**Required task:** Check every line below for the word "Пусть" and show those that hold it.

**Input data:**
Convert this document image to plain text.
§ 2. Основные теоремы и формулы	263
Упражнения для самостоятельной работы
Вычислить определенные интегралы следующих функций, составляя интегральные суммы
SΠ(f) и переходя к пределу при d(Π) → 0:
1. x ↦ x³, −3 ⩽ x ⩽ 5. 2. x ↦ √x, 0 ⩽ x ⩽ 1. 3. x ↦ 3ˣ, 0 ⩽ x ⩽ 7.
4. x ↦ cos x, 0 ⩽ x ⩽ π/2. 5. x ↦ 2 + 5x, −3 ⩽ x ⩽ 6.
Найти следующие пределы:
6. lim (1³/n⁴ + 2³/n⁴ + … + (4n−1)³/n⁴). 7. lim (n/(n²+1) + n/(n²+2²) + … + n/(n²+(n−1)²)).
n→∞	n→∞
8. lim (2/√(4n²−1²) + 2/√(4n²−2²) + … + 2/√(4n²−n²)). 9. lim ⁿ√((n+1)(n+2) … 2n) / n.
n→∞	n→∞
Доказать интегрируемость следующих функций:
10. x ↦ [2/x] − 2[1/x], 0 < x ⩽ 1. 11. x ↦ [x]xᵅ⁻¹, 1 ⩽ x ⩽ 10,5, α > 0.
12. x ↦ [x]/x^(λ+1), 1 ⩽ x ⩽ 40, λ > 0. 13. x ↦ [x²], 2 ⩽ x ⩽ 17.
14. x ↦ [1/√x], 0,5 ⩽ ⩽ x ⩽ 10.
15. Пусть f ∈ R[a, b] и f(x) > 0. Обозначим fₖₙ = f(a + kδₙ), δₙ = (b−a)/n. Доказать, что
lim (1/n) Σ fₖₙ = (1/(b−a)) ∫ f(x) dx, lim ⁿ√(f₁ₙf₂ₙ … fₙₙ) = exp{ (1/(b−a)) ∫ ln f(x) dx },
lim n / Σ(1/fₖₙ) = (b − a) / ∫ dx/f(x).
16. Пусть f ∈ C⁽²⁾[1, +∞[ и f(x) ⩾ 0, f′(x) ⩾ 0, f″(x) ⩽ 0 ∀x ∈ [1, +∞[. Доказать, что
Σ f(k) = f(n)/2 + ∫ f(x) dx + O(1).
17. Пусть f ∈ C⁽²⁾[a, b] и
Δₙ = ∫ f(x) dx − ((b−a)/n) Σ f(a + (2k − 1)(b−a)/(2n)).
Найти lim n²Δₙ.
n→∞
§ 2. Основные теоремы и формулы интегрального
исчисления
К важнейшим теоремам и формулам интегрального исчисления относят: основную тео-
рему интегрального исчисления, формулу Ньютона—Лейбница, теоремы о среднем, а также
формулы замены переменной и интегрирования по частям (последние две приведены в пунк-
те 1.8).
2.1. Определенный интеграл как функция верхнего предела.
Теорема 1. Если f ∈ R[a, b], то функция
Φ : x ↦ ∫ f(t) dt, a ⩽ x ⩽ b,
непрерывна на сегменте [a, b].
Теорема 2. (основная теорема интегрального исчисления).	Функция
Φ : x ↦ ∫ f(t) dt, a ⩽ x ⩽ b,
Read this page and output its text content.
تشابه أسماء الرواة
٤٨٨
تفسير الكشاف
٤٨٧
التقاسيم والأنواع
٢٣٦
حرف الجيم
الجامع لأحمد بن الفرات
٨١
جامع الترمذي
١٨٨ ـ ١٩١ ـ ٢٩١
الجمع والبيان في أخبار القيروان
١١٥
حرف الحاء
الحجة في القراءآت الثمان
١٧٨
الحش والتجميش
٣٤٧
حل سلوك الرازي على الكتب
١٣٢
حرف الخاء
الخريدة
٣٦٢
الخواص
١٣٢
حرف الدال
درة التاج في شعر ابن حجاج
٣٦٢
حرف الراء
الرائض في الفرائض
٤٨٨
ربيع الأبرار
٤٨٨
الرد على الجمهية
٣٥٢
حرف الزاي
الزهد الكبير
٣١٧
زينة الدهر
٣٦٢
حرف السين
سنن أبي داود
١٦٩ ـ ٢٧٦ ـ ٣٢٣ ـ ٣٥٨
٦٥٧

**Output of the exercise:**
15. Пусть f ∈ R[a, b] и f(x) > 0. Обозначим fₖₙ = f(a + kδₙ), δₙ = (b−a)/n. Доказать, что
16. Пусть f ∈ C⁽²⁾[1, +∞[ и f(x) ⩾ 0, f′(x) ⩾ 0, f″(x) ⩽ 0 ∀x ∈ [1, +∞[. Доказать, что
17. Пусть f ∈ C⁽²⁾[a, b] и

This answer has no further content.